Saved data entries:
========================
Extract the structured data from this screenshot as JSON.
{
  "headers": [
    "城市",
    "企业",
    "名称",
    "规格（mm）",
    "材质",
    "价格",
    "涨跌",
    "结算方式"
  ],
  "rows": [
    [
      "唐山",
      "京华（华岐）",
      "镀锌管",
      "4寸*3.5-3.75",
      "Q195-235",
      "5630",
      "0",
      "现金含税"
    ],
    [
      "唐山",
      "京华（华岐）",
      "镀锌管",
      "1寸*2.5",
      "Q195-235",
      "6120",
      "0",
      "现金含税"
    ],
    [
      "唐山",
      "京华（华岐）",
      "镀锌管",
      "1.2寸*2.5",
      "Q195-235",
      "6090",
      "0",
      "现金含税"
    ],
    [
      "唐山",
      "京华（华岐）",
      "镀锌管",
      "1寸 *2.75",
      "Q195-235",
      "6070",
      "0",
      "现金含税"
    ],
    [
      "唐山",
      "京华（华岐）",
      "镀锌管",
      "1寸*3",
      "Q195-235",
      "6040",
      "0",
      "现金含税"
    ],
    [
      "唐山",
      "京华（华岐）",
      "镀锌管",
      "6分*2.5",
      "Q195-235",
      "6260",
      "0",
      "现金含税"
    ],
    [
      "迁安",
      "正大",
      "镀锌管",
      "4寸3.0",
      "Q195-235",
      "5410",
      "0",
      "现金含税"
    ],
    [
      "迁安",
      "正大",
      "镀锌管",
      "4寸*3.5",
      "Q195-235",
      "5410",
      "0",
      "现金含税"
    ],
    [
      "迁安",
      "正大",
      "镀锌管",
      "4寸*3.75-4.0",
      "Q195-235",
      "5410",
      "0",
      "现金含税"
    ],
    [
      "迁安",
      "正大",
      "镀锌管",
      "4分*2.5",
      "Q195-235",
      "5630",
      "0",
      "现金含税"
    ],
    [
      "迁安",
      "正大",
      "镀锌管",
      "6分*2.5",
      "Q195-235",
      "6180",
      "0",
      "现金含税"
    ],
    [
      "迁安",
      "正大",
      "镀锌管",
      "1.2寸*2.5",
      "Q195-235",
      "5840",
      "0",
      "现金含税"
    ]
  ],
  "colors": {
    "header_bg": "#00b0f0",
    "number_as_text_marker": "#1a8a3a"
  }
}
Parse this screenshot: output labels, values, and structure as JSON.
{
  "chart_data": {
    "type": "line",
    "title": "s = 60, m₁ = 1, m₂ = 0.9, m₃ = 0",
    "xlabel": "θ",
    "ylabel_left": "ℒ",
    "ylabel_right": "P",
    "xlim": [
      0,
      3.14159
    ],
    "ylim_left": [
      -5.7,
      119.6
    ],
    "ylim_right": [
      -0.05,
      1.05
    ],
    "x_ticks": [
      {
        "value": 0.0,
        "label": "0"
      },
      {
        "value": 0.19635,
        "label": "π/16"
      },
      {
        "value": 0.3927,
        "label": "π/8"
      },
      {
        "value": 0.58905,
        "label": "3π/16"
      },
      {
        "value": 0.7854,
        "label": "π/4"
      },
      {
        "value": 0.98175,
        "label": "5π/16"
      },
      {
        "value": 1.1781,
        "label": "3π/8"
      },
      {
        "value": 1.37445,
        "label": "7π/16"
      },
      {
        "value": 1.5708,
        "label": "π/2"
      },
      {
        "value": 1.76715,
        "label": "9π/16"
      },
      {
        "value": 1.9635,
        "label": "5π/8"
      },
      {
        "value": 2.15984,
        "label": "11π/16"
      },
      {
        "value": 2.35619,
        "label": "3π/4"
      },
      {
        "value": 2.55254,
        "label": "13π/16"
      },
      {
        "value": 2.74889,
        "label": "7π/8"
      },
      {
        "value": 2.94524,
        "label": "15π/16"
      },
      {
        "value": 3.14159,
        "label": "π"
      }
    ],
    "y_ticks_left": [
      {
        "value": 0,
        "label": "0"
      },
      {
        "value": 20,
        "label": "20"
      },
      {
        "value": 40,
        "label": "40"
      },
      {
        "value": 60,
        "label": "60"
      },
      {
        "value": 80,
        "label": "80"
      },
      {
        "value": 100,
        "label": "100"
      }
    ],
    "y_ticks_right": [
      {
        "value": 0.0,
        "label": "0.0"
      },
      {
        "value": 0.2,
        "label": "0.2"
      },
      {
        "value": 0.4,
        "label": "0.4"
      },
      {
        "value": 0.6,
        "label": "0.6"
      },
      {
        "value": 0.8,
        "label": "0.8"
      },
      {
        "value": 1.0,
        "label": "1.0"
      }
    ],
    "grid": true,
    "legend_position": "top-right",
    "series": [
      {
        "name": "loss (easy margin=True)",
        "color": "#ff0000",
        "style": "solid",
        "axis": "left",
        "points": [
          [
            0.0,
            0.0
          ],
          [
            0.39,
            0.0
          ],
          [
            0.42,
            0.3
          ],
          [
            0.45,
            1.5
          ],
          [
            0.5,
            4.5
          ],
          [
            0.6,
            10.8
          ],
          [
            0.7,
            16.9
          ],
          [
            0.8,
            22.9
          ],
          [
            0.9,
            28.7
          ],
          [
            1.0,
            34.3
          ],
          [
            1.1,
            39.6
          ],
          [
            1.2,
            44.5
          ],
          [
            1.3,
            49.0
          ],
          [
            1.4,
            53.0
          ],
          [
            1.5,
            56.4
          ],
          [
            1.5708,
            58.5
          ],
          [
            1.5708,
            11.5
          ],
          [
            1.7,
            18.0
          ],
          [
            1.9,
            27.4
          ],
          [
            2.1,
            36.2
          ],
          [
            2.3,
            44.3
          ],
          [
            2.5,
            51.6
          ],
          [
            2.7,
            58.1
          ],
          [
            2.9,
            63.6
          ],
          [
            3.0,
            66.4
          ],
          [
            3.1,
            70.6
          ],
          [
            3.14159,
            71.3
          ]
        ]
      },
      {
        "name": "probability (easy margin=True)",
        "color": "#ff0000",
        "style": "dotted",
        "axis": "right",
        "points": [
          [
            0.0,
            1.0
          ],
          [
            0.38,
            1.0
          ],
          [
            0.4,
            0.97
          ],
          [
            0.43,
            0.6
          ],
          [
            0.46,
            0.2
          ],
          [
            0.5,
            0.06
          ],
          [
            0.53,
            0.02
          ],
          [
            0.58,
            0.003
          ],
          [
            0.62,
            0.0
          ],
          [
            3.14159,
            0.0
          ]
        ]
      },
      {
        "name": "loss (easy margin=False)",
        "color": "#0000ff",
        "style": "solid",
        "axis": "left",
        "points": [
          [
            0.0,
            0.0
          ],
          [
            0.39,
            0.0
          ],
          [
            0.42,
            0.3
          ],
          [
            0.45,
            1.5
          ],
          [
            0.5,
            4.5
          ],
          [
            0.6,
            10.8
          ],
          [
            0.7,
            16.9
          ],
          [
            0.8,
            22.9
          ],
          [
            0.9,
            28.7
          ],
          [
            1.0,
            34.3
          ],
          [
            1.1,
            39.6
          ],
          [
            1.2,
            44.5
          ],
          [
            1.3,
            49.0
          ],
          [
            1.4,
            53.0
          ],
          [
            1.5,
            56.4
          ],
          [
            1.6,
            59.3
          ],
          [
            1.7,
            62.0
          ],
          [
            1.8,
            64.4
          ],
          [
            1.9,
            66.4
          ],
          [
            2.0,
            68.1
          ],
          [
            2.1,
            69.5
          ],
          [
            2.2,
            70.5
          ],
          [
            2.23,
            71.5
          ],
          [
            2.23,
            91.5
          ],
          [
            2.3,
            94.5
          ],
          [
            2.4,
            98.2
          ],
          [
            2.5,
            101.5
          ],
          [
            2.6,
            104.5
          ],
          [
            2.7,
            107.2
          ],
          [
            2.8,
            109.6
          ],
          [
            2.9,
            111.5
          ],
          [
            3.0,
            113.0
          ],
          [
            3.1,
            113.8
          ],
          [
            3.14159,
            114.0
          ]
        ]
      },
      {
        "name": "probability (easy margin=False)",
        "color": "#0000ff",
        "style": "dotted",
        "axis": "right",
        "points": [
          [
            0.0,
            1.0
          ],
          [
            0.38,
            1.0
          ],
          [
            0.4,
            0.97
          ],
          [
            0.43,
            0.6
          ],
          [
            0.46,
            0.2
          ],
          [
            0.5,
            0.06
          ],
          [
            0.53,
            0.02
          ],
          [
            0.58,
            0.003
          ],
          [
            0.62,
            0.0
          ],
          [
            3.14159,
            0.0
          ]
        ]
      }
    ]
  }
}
========================
→ **Request**:
Show every line that contains the word "name".

→ **Task result**:
        "name": "loss (easy margin=True)",
        "name": "probability (easy margin=True)",
        "name": "loss (easy margin=False)",
        "name": "probability (easy margin=False)",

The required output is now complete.